> [Task statement]
Leave out any picture and return the remaining listing below exactly as given.

::: Exercise material

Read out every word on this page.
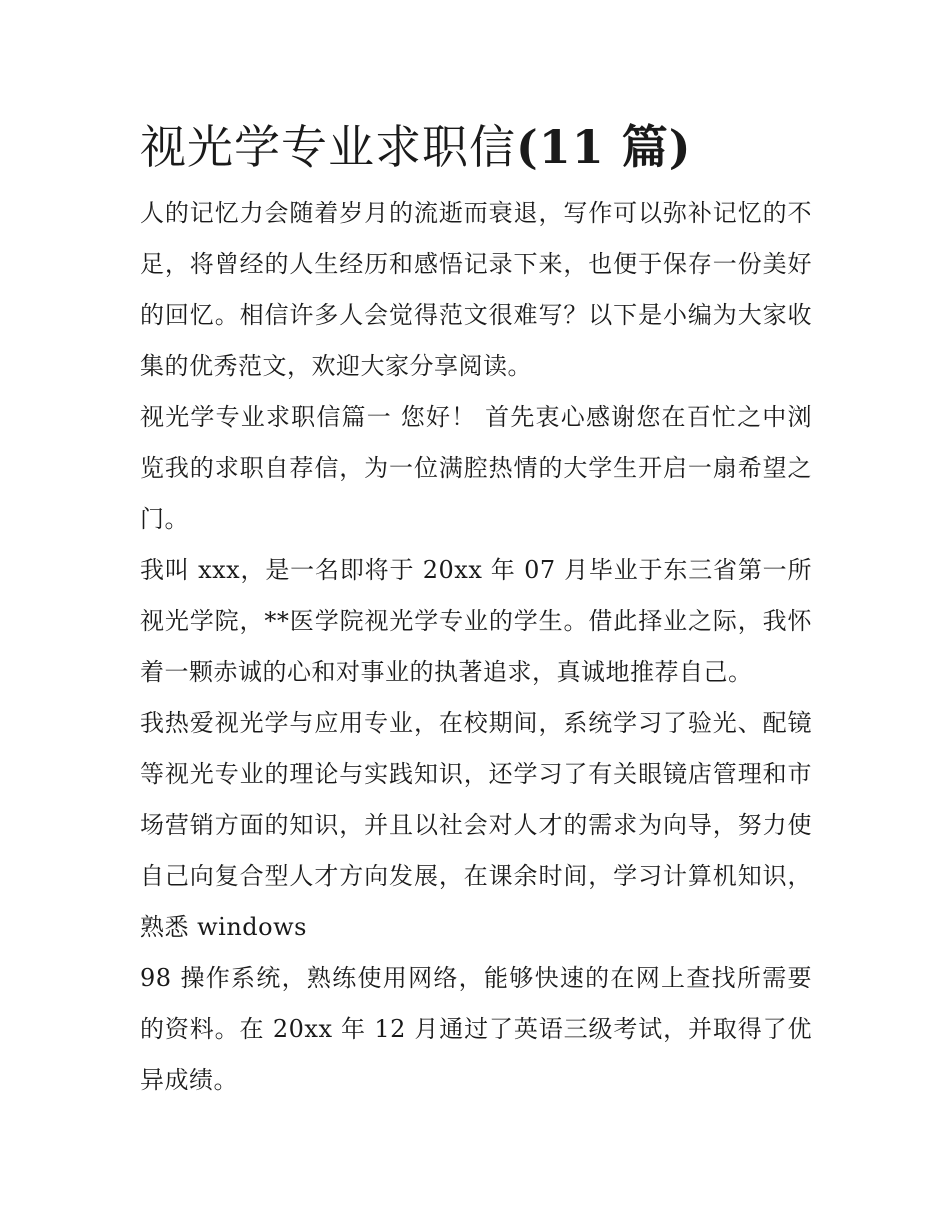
视光学专业求职信(11 篇)

人的记忆力会随着岁月的流逝而衰退，写作可以弥补记忆的不足，将曾经的人生经历和感悟记录下来，也便于保存一份美好的回忆。相信许多人会觉得范文很难写？以下是小编为大家收集的优秀范文，欢迎大家分享阅读。

视光学专业求职信篇一 您好！ 首先衷心感谢您在百忙之中浏览我的求职自荐信，为一位满腔热情的大学生开启一扇希望之门。

我叫 xxx，是一名即将于 20xx 年 07 月毕业于东三省第一所视光学院，**医学院视光学专业的学生。借此择业之际，我怀着一颗赤诚的心和对事业的执著追求，真诚地推荐自己。

我热爱视光学与应用专业，在校期间，系统学习了验光、配镜等视光专业的理论与实践知识，还学习了有关眼镜店管理和市场营销方面的知识，并且以社会对人才的需求为向导，努力使自己向复合型人才方向发展，在课余时间，学习计算机知识，熟悉 windows

98 操作系统，熟练使用网络，能够快速的在网上查找所需要的资料。在 20xx 年 12 月通过了英语三级考试，并取得了优异成绩。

::::::

> [Output of the exercise]
Read out every word on this page.
视光学专业求职信(11 篇)

人的记忆力会随着岁月的流逝而衰退，写作可以弥补记忆的不足，将曾经的人生经历和感悟记录下来，也便于保存一份美好的回忆。相信许多人会觉得范文很难写？以下是小编为大家收集的优秀范文，欢迎大家分享阅读。

视光学专业求职信篇一 您好！ 首先衷心感谢您在百忙之中浏览我的求职自荐信，为一位满腔热情的大学生开启一扇希望之门。

我叫 xxx，是一名即将于 20xx 年 07 月毕业于东三省第一所视光学院，**医学院视光学专业的学生。借此择业之际，我怀着一颗赤诚的心和对事业的执著追求，真诚地推荐自己。

我热爱视光学与应用专业，在校期间，系统学习了验光、配镜等视光专业的理论与实践知识，还学习了有关眼镜店管理和市场营销方面的知识，并且以社会对人才的需求为向导，努力使自己向复合型人才方向发展，在课余时间，学习计算机知识，熟悉 windows

98 操作系统，熟练使用网络，能够快速的在网上查找所需要的资料。在 20xx 年 12 月通过了英语三级考试，并取得了优异成绩。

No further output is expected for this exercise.